**DATASET EXCERPTS**
[START]

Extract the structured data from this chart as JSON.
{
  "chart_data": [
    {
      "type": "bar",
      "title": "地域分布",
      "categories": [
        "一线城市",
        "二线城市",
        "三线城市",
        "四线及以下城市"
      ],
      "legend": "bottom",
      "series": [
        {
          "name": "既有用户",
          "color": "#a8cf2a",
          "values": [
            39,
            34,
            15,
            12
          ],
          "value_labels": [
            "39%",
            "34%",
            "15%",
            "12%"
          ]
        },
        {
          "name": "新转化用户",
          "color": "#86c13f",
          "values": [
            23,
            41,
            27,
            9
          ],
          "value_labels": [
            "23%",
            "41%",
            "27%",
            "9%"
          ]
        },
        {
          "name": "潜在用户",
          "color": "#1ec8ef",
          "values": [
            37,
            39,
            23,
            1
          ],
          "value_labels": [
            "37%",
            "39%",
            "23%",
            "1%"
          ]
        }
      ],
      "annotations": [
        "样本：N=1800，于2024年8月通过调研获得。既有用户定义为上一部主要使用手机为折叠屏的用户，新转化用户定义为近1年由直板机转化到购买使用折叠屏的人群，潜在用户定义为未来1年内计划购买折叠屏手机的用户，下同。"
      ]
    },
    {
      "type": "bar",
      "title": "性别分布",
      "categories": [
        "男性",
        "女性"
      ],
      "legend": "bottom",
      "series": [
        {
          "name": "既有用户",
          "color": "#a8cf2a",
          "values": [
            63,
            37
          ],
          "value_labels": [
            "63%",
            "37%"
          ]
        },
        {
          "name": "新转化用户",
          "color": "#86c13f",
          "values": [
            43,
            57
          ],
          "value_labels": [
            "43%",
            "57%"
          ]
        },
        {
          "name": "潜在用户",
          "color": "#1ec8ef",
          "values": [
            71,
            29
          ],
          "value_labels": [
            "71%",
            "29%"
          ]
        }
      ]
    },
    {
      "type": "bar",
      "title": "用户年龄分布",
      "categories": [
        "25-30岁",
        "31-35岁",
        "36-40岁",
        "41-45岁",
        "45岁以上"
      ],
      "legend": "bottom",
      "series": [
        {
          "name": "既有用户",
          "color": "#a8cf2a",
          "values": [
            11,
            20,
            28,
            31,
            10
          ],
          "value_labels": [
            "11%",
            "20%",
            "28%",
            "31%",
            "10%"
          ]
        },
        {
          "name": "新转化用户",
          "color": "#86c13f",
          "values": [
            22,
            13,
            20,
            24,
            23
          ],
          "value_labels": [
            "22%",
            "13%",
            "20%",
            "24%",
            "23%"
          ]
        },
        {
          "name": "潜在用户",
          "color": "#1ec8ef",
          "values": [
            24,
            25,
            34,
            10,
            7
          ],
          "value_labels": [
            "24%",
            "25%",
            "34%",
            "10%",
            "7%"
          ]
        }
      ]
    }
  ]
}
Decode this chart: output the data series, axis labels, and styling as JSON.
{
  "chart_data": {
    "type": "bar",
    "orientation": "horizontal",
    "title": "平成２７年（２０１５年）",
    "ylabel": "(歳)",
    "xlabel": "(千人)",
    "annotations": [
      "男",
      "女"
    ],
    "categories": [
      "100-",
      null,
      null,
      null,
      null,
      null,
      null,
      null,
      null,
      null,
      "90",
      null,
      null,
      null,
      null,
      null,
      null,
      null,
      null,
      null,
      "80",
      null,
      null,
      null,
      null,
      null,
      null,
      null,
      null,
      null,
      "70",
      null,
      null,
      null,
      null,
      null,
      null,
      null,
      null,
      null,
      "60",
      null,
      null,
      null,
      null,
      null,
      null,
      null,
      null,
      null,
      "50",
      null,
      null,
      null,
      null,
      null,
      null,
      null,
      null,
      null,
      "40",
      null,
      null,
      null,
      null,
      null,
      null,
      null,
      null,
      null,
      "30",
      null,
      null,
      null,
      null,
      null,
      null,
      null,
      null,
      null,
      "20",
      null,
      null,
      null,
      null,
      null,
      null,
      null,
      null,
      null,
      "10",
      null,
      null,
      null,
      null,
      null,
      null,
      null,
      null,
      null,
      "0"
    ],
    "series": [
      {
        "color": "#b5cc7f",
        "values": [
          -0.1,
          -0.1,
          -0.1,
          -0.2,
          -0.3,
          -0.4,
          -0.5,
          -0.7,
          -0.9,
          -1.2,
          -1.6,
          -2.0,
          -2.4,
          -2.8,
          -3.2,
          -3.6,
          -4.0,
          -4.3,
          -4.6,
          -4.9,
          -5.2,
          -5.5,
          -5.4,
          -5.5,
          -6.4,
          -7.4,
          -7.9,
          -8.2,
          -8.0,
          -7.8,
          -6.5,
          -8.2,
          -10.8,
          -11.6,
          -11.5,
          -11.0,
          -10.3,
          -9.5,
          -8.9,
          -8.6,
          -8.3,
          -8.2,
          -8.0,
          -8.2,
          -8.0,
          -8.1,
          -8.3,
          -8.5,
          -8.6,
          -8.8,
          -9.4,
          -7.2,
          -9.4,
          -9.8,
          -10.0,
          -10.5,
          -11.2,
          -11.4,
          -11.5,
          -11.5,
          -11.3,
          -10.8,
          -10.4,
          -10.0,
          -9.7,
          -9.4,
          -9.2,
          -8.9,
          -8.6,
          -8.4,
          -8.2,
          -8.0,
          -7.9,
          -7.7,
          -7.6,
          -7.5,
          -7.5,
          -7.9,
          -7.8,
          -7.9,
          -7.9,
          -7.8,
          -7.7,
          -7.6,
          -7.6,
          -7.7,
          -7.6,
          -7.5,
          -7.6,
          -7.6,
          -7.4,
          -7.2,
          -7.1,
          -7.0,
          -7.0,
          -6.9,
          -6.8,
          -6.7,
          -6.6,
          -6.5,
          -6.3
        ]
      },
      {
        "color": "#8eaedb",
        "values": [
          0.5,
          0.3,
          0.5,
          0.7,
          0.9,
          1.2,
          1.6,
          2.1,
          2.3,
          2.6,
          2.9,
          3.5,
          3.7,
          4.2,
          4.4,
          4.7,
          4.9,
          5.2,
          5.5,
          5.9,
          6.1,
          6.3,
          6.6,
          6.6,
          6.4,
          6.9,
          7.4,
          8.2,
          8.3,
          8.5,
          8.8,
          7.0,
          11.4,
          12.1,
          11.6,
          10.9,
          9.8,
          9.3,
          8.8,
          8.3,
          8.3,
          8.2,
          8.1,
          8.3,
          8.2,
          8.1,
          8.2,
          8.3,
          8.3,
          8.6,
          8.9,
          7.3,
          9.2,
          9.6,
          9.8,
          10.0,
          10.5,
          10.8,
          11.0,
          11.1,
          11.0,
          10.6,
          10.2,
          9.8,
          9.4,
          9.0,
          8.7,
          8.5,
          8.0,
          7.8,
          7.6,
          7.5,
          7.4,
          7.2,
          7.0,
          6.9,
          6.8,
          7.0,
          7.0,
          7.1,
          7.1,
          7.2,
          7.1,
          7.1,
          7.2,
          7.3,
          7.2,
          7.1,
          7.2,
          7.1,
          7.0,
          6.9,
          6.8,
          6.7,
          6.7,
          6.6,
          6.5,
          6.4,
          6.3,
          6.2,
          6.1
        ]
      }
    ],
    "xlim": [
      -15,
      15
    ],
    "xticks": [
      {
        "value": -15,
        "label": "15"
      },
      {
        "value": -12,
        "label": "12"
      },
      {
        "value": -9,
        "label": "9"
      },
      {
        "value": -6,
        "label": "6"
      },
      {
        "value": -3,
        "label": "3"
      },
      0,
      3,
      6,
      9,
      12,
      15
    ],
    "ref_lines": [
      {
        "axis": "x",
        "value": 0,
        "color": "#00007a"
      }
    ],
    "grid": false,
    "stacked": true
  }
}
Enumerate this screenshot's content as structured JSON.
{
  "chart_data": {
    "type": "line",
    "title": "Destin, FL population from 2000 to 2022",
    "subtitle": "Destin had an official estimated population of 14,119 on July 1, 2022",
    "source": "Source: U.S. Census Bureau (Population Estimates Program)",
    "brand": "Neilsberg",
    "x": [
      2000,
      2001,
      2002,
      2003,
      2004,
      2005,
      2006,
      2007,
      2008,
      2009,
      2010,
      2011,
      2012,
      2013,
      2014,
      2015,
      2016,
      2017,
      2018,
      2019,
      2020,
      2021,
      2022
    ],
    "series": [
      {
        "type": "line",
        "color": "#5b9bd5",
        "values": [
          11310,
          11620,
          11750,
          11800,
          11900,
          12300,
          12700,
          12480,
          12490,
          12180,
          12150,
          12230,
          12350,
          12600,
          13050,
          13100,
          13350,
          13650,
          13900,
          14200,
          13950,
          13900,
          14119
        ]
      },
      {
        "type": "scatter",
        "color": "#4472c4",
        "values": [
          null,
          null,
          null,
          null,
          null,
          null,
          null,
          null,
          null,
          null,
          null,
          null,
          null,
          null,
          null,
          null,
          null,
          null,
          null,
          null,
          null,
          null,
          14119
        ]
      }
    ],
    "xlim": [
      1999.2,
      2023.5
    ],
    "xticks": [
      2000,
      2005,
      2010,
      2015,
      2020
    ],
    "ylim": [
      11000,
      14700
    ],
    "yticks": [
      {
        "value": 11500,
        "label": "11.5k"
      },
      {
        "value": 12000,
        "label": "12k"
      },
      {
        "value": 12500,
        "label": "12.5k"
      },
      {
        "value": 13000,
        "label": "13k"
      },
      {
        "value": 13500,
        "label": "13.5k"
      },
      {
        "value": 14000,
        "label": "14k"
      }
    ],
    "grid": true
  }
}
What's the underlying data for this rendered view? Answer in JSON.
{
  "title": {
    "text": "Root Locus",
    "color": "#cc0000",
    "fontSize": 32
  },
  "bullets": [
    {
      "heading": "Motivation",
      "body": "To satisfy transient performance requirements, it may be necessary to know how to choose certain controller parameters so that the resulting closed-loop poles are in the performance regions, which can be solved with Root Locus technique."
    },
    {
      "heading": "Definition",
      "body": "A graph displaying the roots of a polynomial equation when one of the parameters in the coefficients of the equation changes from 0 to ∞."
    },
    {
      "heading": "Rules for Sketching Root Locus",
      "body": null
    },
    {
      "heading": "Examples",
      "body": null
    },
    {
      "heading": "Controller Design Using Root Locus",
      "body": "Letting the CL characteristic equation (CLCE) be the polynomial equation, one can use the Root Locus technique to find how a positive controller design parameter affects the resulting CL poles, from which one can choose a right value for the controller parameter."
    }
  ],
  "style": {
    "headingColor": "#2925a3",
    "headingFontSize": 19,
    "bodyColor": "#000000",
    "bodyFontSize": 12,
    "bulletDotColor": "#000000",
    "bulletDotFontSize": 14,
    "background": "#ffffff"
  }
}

[END]

**PROBLEM**
Select all lines in the listing that include the word "axis".

**ANSWER FOR THIS EXERCISE**
Decode this chart: output the data series, axis labels, and styling as JSON.
        "axis": "x",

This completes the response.